PROBLEM:
Report how many lines of the records below include the word "缴纳营业税". Give nothing but the number.

Entries from a dataset:
□ □ □ □ □ □ □

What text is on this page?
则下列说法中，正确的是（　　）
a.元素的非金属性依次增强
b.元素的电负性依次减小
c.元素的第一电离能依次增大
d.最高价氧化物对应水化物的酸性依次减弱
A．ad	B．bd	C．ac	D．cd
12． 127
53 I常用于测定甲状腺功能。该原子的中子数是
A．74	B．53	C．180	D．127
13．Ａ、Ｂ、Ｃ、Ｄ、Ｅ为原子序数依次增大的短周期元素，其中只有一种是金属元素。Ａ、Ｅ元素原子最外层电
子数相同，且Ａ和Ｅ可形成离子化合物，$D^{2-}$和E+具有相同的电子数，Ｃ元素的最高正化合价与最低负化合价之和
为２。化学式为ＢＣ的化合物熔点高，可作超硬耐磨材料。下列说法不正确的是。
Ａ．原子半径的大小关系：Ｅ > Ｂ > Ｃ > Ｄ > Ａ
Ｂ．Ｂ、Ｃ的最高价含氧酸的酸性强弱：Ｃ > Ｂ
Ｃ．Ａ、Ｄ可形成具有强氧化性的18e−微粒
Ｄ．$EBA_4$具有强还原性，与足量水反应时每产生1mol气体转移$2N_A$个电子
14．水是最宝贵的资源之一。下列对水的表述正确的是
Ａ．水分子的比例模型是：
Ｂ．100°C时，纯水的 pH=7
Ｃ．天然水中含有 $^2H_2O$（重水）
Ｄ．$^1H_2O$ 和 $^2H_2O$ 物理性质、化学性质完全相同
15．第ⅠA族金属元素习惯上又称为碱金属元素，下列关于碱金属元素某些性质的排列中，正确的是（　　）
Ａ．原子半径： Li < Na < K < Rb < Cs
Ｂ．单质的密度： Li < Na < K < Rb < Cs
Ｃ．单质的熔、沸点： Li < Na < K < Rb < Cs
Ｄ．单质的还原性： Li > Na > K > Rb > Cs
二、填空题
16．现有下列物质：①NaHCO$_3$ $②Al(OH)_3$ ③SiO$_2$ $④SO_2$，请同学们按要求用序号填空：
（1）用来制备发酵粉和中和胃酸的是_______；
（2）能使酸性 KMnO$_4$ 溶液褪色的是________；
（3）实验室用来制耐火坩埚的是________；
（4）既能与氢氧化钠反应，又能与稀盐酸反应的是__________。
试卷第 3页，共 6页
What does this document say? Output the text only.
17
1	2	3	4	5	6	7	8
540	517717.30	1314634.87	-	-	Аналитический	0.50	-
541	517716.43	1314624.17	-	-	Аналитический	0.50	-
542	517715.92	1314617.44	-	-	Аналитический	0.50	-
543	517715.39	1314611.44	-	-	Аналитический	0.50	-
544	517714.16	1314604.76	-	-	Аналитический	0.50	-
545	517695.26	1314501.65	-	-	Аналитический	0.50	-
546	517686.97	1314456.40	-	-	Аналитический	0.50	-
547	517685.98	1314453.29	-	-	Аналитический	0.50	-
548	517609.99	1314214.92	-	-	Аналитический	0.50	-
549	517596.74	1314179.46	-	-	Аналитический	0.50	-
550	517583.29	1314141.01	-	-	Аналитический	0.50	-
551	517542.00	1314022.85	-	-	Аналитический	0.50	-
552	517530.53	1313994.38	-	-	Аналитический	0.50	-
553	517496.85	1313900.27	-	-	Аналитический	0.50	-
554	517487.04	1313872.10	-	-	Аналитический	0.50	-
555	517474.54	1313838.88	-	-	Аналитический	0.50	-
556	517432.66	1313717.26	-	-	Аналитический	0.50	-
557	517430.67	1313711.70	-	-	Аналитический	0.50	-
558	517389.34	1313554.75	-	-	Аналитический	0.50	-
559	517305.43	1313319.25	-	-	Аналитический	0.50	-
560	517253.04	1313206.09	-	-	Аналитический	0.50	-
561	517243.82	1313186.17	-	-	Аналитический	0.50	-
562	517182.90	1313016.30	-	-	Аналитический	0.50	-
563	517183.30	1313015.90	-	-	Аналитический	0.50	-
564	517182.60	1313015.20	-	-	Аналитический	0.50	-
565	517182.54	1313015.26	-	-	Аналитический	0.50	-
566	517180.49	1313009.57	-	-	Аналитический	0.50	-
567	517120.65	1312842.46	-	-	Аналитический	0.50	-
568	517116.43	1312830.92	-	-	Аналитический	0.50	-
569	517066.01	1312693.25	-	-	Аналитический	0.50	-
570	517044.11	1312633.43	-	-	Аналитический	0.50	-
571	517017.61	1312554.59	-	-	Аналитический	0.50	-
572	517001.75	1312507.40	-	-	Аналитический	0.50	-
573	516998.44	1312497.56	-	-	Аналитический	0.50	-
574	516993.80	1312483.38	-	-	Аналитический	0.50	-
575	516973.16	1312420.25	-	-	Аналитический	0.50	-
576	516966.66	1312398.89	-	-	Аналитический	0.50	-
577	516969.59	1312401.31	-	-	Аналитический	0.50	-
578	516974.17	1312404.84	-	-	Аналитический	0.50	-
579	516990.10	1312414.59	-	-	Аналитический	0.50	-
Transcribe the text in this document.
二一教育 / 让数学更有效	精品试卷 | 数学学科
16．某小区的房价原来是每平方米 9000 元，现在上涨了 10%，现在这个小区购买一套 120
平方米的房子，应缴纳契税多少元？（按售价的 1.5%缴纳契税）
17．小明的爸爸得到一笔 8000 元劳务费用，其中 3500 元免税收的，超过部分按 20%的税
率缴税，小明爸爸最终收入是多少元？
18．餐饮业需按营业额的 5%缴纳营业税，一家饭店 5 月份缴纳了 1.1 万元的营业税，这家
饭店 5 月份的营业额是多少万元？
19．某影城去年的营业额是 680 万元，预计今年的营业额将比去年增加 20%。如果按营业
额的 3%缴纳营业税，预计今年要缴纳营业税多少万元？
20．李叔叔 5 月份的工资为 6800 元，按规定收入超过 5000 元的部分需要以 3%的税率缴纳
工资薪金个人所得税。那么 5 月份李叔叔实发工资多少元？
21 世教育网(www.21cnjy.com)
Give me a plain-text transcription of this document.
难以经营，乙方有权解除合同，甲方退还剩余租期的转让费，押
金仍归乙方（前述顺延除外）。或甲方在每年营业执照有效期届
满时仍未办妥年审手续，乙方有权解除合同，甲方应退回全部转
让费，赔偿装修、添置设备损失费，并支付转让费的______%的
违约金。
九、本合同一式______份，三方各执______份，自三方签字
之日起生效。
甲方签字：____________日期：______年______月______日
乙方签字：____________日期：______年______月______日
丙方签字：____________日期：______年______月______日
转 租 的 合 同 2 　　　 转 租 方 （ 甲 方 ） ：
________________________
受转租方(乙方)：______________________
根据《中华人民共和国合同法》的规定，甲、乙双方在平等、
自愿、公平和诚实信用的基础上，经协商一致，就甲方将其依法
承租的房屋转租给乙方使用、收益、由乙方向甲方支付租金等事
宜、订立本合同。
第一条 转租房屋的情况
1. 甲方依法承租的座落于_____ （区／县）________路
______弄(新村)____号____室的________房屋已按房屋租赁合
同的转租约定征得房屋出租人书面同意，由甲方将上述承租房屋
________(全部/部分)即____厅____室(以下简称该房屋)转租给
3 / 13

□ □ □ □ □ □ □

RESULT OF THE TASK:
2